Отрывок из текста –
«Я мчусь, грозу в груди тая…» Эта фраза из стихотворения Кэтрин Мэнсфилд «Весенний ветер в Лондоне» — самый точный, на наш взгляд, эпиграф и к жизни, и к творчеству писательницы. Она любила людей и верила в литературу, в ее способность разбередить душу человека, перевернуть привычные представления о жизни — и тогда, может быть… Однако не будем домысливать за автора, сказавшего свое слово, и сказавшего его так, что и через много десятков лет нам есть о чем задуматься, читая и перечитывая рассказы писательницы.
Кэтрин Мэнсфилд родилась в Новой Зеландии. Здесь же прошли ее детские годы. Еще два-три десятилетия назад критика оставалась равнодушной к этому факту как не имеющему значения для творчества писательницы. Исследования последних десятилетий доказали обратное. И дело здесь не только во многих событиях и персонажах из новозеландской жизни Мэнсфилд, которые воссозданы и в ранних, и в последних рассказах. Гораздо важнее другое. Новозеландская действительность впервые столкнула Мэнсфилд с понятиями духовности и бездуховности, таким образом оказав решающее влияние на мировоззрение Мэнсфилд. Для того чтобы понять это, нужно хорошо представлять себе, что сегодняшняя Новая Зеландия совсем не похожа на ту, которая на стыке XIX и XX столетий была едва ли не самой дальней колонией Великобритании, иначе говоря, глухой провинцией.

Что показано –

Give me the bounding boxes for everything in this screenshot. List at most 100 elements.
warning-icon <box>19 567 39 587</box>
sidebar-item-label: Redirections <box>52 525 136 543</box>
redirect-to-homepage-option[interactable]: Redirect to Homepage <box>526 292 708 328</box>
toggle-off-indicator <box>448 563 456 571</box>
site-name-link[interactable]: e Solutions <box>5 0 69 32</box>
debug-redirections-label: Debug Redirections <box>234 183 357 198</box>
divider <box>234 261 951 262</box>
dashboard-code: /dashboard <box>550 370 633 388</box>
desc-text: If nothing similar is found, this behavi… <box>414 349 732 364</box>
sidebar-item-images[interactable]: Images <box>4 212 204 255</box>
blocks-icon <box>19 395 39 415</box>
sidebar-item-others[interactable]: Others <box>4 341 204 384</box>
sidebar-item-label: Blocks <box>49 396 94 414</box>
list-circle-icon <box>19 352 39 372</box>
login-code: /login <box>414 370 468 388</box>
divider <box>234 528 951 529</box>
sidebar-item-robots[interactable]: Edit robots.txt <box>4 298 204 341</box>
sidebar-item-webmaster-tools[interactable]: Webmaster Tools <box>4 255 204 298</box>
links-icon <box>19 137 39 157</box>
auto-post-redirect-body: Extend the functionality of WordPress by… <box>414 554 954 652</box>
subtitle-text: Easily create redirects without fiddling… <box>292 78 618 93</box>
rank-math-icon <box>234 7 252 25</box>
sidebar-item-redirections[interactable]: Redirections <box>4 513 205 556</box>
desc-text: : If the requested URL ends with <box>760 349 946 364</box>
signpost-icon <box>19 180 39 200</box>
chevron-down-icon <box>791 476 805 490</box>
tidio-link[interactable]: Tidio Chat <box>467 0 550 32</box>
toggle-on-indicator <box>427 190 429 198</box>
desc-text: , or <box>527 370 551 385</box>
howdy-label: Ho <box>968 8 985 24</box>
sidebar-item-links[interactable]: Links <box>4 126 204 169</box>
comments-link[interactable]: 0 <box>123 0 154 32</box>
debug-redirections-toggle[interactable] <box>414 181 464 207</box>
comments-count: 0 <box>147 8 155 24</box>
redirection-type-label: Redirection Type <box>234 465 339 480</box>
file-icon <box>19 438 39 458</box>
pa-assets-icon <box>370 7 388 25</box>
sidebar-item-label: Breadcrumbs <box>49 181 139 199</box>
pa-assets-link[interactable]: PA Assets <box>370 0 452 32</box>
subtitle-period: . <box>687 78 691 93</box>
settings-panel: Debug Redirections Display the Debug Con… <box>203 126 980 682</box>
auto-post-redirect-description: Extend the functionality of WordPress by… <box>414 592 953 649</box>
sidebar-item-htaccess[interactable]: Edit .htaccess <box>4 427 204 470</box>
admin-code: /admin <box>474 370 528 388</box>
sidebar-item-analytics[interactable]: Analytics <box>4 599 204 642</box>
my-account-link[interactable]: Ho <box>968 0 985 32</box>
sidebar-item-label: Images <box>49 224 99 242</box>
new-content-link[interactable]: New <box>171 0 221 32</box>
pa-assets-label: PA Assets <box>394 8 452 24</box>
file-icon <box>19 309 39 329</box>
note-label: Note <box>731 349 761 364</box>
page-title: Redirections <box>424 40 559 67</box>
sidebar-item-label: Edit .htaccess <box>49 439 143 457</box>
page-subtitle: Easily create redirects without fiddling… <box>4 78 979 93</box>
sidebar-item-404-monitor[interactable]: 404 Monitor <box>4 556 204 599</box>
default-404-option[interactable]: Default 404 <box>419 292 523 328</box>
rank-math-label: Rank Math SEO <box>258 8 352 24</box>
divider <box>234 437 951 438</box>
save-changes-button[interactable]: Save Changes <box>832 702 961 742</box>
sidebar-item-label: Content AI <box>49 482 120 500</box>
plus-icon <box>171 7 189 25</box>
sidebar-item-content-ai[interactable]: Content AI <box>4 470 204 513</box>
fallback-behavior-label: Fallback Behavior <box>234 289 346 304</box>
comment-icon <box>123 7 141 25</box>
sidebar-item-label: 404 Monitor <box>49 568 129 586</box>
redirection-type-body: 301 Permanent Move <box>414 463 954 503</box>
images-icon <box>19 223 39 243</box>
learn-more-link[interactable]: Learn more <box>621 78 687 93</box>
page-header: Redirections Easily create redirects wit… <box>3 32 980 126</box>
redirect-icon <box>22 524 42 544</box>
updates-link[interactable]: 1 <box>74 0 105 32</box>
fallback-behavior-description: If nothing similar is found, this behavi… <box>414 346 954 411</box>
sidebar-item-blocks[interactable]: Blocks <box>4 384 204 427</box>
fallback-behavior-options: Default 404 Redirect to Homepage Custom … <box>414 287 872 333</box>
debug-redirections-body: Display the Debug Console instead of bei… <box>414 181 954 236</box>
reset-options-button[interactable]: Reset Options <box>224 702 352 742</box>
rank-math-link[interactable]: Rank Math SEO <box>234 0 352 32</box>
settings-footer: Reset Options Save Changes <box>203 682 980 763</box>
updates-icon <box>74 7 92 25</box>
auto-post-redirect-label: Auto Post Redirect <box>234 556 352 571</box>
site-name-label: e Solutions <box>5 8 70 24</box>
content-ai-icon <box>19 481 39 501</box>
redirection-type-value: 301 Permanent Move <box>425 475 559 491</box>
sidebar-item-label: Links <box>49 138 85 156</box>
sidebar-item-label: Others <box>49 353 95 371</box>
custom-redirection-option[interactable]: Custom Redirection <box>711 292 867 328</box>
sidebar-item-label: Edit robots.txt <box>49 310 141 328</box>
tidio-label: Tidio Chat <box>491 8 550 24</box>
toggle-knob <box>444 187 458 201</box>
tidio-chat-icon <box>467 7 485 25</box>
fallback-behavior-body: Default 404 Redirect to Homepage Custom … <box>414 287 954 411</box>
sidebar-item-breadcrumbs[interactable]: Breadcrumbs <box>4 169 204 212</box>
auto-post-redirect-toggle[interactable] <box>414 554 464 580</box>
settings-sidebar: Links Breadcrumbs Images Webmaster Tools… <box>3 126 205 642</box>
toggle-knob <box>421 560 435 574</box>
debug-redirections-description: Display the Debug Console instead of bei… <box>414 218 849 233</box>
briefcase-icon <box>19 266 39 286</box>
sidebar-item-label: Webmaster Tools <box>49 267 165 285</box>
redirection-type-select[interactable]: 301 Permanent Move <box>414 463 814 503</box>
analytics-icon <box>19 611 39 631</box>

Задание – Перепиши кусок текста о Кэтрин Мэнсфилд с места со словами «Кэтрин Мэнсфилд родилась» до слов «говоря, глухой провинцией.» включительно. Поменяй в нём «критика» на «пресса».

Ответ –
Кэтрин Мэнсфилд родилась в Новой Зеландии. Здесь же прошли ее детские годы. Еще два-три десятилетия назад пресса оставалась равнодушной к этому факту как не имеющему значения для творчества писательницы. Исследования последних десятилетий доказали обратное. И дело здесь не только во многих событиях и персонажах из новозеландской жизни Мэнсфилд, которые воссозданы и в ранних, и в последних рассказах. Гораздо важнее другое. Новозеландская действительность впервые столкнула Мэнсфилд с понятиями духовности и бездуховности, таким образом оказав решающее влияние на мировоззрение Мэнсфилд. Для того чтобы понять это, нужно хорошо представлять себе, что сегодняшняя Новая Зеландия совсем не похожа на ту, которая на стыке XIX и XX столетий была едва ли не самой дальней колонией Великобритании, иначе говоря, глухой провинцией.